* YOUR TASK *
Search the material below for the word "origin" and copy every line in which it occurs.

--- begin STORED DATA ---

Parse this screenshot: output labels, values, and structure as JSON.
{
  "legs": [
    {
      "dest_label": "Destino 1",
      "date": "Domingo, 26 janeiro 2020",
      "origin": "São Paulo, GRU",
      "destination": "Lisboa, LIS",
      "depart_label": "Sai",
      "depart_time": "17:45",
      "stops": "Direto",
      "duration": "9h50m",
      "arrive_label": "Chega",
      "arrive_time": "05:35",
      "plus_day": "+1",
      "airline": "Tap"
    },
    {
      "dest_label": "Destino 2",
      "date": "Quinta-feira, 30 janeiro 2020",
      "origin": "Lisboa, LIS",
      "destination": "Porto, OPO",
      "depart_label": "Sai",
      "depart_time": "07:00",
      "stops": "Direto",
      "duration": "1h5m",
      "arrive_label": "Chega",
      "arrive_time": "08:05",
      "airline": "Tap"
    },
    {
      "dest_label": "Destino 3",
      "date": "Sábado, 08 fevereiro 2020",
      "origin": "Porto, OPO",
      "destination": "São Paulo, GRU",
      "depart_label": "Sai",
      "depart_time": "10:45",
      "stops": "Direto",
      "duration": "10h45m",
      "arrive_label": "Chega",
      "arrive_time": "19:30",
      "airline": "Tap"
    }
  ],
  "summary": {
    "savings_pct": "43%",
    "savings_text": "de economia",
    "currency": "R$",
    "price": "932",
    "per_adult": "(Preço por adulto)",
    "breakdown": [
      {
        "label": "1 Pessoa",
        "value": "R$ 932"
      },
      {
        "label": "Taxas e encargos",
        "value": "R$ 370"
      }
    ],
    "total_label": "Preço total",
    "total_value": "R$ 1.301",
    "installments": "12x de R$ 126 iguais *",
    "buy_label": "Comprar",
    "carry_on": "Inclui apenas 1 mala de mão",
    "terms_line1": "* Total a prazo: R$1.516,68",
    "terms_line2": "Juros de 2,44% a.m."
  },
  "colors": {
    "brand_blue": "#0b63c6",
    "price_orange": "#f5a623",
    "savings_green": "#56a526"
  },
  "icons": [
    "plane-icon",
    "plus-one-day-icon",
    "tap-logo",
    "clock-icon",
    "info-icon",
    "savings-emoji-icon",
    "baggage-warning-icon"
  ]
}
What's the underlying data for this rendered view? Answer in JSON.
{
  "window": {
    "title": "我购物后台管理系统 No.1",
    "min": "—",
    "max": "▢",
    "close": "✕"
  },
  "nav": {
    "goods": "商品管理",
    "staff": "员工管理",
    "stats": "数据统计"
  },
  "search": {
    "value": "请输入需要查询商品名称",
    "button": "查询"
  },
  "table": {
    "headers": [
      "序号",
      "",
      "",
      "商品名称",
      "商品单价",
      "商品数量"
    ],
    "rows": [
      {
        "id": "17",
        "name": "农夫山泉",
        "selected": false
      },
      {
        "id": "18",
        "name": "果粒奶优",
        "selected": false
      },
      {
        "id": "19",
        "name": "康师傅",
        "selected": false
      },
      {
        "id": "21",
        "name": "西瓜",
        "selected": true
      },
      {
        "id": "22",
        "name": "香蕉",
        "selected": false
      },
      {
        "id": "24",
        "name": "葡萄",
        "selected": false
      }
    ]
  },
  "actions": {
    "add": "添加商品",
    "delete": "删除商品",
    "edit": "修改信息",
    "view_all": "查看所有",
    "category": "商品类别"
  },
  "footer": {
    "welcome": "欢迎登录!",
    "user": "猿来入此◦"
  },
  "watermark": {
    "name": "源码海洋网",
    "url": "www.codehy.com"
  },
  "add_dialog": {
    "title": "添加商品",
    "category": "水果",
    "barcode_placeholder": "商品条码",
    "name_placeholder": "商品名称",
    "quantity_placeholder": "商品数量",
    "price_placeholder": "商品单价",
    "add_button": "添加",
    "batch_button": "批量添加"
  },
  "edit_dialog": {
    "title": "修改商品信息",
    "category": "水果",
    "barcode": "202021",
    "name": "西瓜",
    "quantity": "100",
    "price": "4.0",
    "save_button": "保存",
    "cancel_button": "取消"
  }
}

--- end STORED DATA ---
--- begin STORED DATA ---

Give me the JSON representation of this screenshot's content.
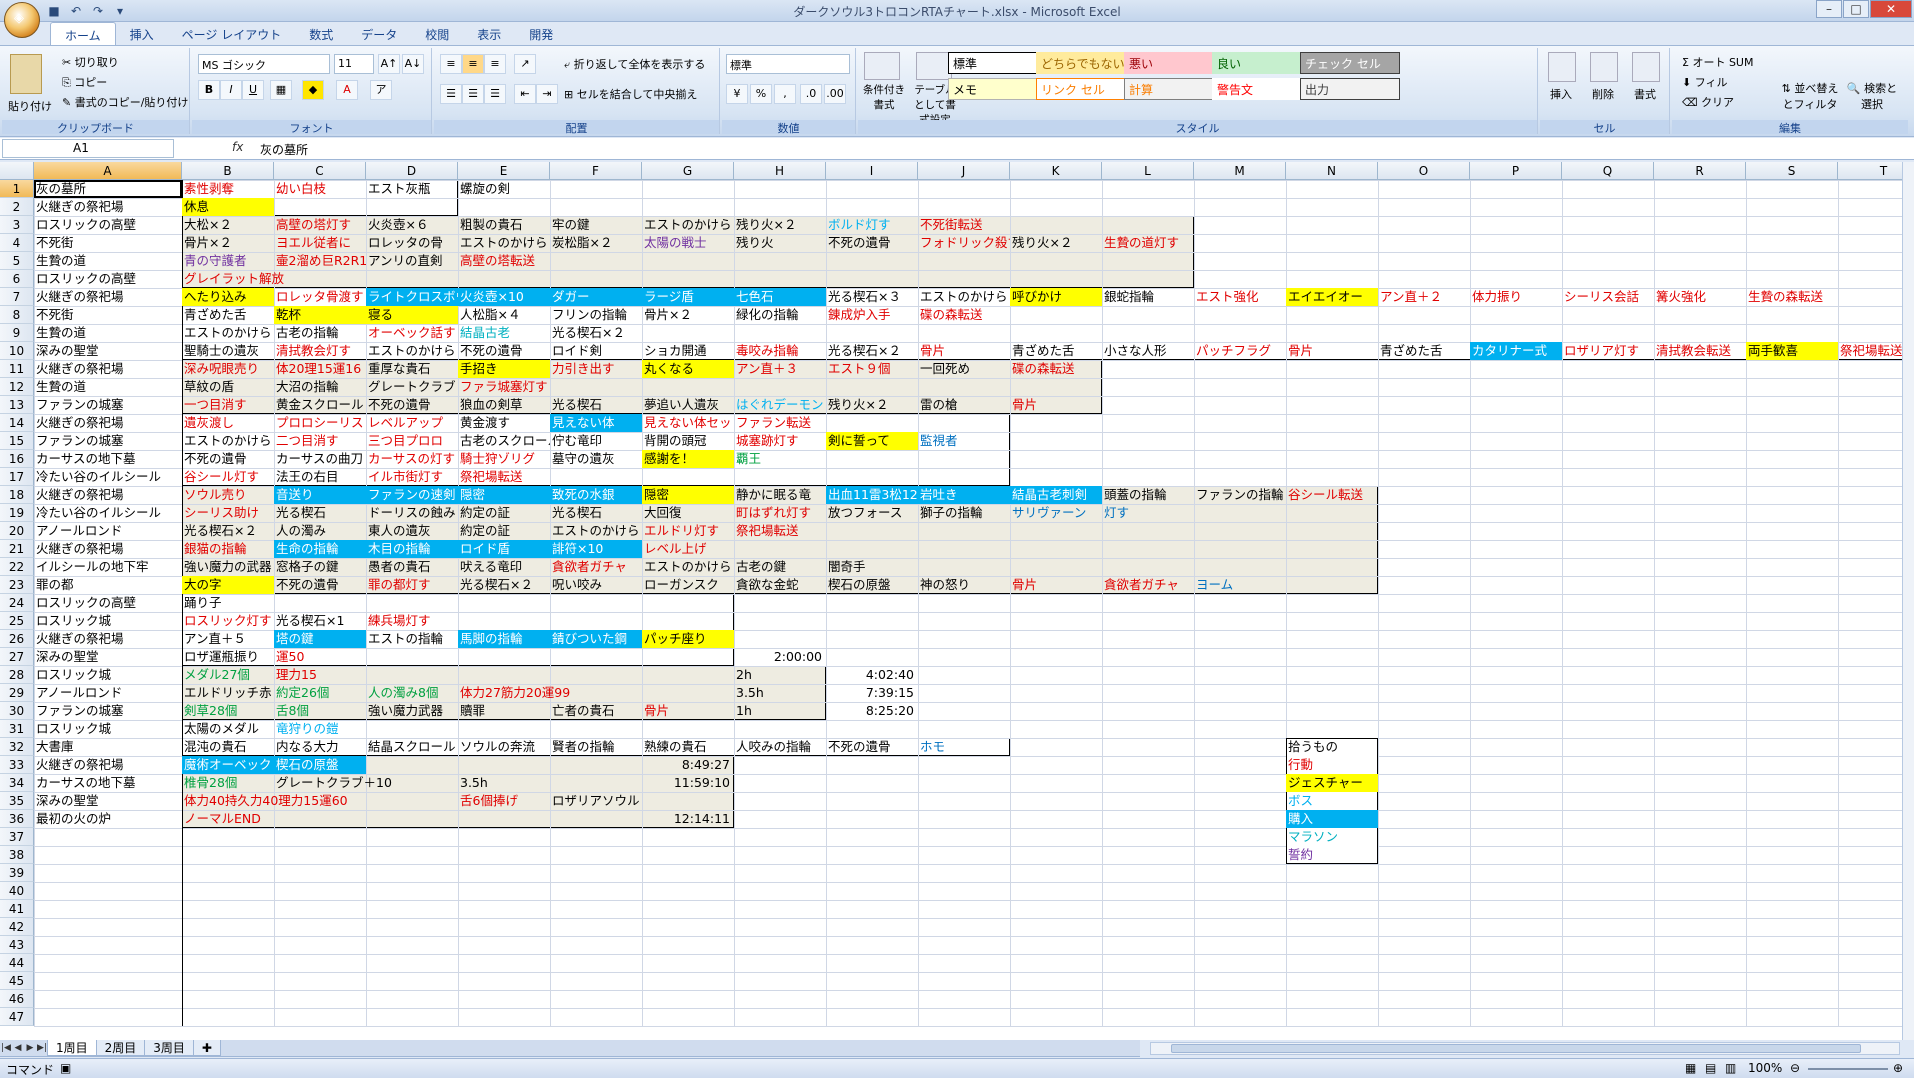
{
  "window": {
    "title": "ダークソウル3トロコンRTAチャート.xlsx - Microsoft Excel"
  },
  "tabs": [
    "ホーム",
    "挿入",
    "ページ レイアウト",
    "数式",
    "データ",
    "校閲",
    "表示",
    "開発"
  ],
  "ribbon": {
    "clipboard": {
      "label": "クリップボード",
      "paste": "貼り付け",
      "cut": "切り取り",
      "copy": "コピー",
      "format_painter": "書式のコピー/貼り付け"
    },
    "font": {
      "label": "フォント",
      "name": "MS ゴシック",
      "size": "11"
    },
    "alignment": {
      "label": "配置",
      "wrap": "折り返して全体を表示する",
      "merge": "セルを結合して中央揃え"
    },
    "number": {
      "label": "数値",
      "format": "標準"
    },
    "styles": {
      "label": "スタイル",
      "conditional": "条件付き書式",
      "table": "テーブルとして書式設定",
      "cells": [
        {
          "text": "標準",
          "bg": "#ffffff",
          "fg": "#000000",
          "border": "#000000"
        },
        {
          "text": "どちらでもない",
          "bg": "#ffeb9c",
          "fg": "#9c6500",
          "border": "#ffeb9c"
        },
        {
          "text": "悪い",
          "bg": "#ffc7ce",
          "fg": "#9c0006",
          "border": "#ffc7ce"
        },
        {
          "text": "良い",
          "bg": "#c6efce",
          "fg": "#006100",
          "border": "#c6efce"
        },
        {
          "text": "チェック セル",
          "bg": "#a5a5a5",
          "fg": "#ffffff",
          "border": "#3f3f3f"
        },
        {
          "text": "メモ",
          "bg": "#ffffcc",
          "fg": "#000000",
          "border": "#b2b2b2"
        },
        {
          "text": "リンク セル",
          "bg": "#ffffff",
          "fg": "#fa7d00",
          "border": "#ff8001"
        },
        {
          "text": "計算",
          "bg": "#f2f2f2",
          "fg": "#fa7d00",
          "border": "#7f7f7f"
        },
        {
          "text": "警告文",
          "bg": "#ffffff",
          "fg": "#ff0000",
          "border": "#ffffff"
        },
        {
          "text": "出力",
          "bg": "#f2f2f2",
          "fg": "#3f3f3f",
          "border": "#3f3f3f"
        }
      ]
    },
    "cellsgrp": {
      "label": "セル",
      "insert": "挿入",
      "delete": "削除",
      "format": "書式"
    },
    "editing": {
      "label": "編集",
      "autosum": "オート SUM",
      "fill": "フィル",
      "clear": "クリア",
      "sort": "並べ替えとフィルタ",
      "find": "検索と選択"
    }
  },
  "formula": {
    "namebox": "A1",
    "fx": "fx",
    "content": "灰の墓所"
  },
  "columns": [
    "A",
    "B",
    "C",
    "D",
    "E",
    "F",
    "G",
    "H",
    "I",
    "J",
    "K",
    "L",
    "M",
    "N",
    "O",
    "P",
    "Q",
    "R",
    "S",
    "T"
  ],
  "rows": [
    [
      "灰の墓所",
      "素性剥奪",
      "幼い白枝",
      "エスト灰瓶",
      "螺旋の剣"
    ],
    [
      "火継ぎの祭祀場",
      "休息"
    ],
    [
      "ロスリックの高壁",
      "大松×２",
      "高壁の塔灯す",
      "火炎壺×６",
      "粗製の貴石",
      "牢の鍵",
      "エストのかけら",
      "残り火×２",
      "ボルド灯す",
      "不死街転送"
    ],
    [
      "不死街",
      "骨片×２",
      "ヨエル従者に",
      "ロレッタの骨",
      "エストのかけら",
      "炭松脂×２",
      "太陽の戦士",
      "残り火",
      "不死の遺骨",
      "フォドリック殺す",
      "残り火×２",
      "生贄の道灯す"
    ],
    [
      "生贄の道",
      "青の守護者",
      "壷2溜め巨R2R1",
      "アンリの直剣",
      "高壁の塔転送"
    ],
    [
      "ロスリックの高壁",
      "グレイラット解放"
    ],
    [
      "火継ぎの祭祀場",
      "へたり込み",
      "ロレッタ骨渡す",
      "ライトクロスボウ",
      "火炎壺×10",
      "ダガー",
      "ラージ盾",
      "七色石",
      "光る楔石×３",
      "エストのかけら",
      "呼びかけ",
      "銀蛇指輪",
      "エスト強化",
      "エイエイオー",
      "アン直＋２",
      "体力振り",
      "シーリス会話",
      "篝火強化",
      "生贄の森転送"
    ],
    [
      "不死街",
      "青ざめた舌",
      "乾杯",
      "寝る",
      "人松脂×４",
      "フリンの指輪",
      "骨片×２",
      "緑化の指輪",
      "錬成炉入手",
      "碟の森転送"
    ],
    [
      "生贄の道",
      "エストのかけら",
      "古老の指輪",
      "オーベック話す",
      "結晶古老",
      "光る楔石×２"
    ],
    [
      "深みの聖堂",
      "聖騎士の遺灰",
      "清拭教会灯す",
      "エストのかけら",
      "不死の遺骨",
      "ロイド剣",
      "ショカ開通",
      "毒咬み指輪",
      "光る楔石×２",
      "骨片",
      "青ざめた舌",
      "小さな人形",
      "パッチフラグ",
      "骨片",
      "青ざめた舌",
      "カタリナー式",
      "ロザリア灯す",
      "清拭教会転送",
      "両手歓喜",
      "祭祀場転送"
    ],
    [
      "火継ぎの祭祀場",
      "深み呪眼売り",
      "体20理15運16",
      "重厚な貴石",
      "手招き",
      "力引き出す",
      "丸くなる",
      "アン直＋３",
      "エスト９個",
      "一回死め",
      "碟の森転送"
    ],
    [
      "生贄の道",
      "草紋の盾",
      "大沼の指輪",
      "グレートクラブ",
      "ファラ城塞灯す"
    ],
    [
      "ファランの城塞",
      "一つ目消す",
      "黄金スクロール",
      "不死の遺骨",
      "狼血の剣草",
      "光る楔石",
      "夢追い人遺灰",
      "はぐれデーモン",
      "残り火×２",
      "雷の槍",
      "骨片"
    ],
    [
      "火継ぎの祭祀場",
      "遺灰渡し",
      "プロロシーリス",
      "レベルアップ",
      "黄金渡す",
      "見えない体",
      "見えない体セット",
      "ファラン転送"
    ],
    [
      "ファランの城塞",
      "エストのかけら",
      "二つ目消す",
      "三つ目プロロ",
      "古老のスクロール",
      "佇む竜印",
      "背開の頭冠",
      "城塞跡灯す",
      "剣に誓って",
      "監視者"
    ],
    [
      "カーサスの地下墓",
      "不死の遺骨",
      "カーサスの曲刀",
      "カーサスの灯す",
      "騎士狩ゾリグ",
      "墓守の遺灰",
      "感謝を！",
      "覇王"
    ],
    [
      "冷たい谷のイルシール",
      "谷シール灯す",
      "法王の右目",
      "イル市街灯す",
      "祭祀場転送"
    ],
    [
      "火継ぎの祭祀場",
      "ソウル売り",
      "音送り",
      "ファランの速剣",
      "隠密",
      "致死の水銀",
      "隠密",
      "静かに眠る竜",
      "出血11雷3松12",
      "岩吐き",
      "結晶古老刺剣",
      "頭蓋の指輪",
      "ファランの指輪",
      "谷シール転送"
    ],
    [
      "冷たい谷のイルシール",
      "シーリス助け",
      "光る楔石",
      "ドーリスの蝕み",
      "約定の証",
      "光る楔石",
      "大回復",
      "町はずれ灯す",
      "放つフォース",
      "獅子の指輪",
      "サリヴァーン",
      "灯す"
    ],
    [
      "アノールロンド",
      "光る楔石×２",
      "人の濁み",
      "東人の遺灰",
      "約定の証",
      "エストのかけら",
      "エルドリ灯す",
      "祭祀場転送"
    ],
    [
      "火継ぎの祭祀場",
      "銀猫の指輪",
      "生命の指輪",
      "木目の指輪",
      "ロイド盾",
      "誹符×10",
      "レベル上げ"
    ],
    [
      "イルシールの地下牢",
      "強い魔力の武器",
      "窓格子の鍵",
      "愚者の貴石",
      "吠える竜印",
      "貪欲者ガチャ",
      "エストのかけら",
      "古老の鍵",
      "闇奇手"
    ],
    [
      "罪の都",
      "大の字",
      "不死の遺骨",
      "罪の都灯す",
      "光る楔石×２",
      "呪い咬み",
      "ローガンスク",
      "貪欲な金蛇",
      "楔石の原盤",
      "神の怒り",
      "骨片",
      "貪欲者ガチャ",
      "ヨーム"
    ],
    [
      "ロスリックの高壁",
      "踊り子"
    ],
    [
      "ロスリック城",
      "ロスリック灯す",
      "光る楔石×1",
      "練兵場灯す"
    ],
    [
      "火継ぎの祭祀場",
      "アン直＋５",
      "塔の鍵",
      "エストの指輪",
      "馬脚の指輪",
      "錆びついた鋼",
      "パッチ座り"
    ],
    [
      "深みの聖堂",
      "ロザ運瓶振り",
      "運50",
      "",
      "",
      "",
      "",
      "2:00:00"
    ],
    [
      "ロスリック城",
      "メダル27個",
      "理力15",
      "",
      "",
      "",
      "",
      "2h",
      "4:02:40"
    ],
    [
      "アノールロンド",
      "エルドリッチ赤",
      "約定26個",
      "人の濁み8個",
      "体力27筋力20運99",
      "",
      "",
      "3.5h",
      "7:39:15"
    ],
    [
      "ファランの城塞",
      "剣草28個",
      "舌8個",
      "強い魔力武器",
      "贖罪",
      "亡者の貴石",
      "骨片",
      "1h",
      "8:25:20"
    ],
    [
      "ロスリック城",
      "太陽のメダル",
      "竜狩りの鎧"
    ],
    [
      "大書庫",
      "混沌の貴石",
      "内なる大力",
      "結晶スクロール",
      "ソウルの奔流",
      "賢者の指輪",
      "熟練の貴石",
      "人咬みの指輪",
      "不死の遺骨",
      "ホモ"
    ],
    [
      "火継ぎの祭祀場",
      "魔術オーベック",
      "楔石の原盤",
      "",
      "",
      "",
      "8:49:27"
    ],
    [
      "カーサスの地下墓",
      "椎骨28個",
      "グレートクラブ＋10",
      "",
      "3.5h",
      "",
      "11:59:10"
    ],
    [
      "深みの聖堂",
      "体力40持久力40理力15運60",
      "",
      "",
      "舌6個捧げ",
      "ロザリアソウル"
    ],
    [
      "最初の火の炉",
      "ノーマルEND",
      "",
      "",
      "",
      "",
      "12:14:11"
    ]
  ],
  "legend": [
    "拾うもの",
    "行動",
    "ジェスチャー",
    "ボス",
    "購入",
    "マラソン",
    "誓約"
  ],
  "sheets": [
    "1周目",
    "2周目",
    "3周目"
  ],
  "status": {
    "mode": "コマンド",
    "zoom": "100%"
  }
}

--- end STORED DATA ---

* RESULT OF THE EXERCISE *
      "origin": "São Paulo, GRU",
      "origin": "Lisboa, LIS",
      "origin": "Porto, OPO",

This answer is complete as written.